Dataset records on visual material

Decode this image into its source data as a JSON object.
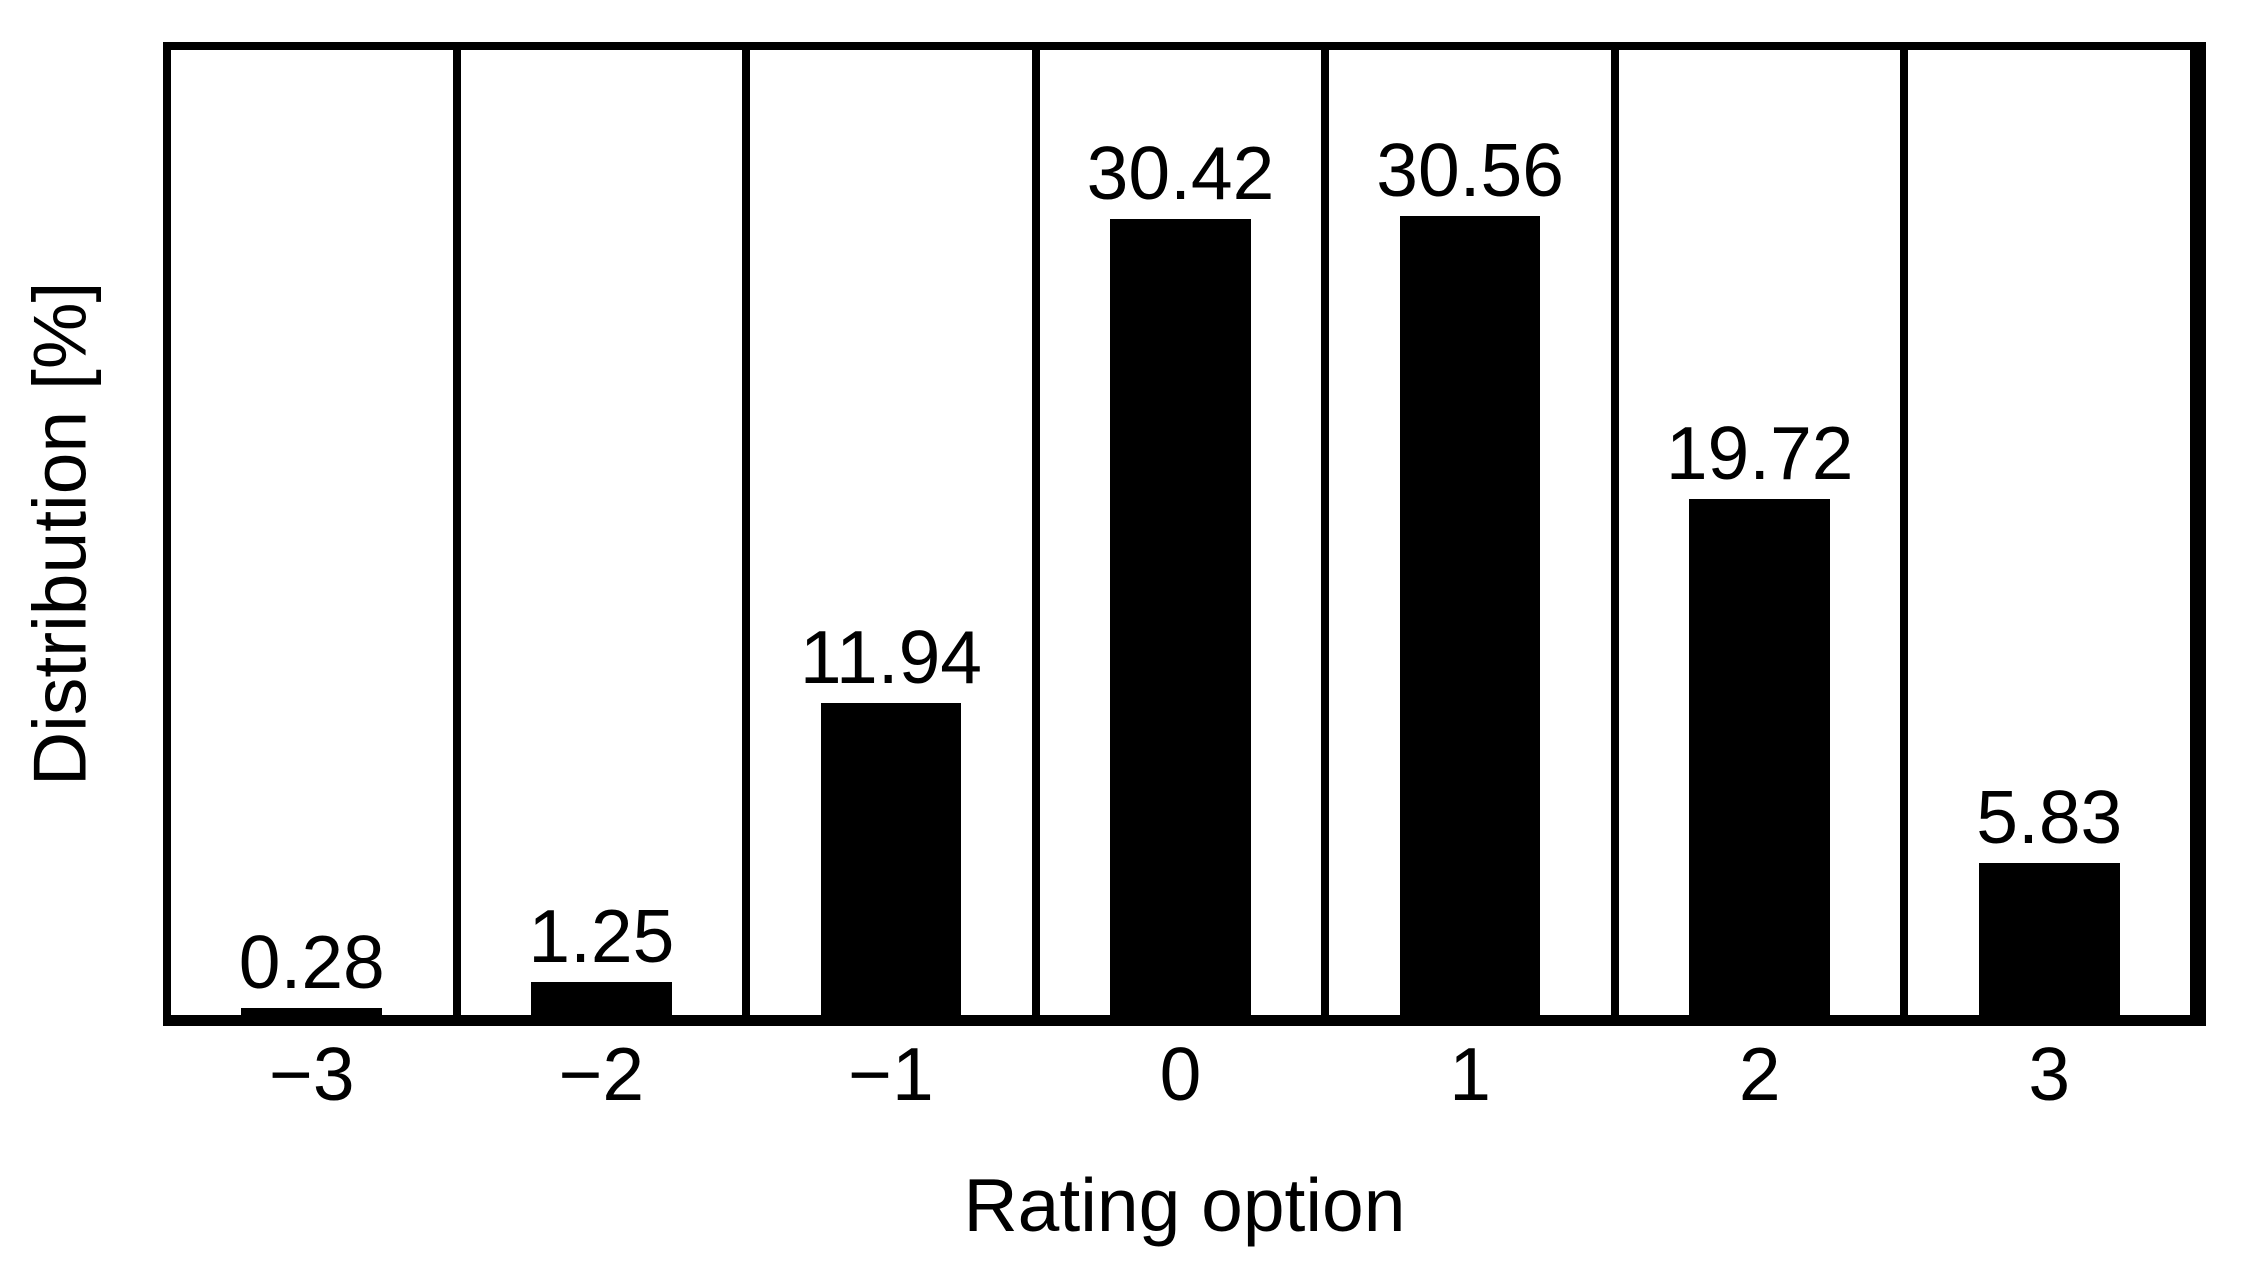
{
  "chart_data": {
    "type": "bar",
    "categories": [
      "−3",
      "−2",
      "−1",
      "0",
      "1",
      "2",
      "3"
    ],
    "values": [
      0.28,
      1.25,
      11.94,
      30.42,
      30.56,
      19.72,
      5.83
    ],
    "bar_labels": [
      "0.28",
      "1.25",
      "11.94",
      "30.42",
      "30.56",
      "19.72",
      "5.83"
    ],
    "title": "",
    "xlabel": "Rating option",
    "ylabel": "Distribution [%]",
    "ylim": [
      0,
      36.9
    ],
    "yticks_visible": false,
    "grid": "vertical-category-dividers",
    "legend": "none",
    "bar_color": "#000000",
    "line_color": "#000000",
    "background_color": "#ffffff"
  }
}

> Problem description
Strip the images and reproduce the remaining records precisely.

> Complete response
Decode this image into its source data as a JSON object.
{
  "chart_data": {
    "type": "bar",
    "categories": [
      "−3",
      "−2",
      "−1",
      "0",
      "1",
      "2",
      "3"
    ],
    "values": [
      0.28,
      1.25,
      11.94,
      30.42,
      30.56,
      19.72,
      5.83
    ],
    "bar_labels": [
      "0.28",
      "1.25",
      "11.94",
      "30.42",
      "30.56",
      "19.72",
      "5.83"
    ],
    "title": "",
    "xlabel": "Rating option",
    "ylabel": "Distribution [%]",
    "ylim": [
      0,
      36.9
    ],
    "yticks_visible": false,
    "grid": "vertical-category-dividers",
    "legend": "none",
    "bar_color": "#000000",
    "line_color": "#000000",
    "background_color": "#ffffff"
  }
}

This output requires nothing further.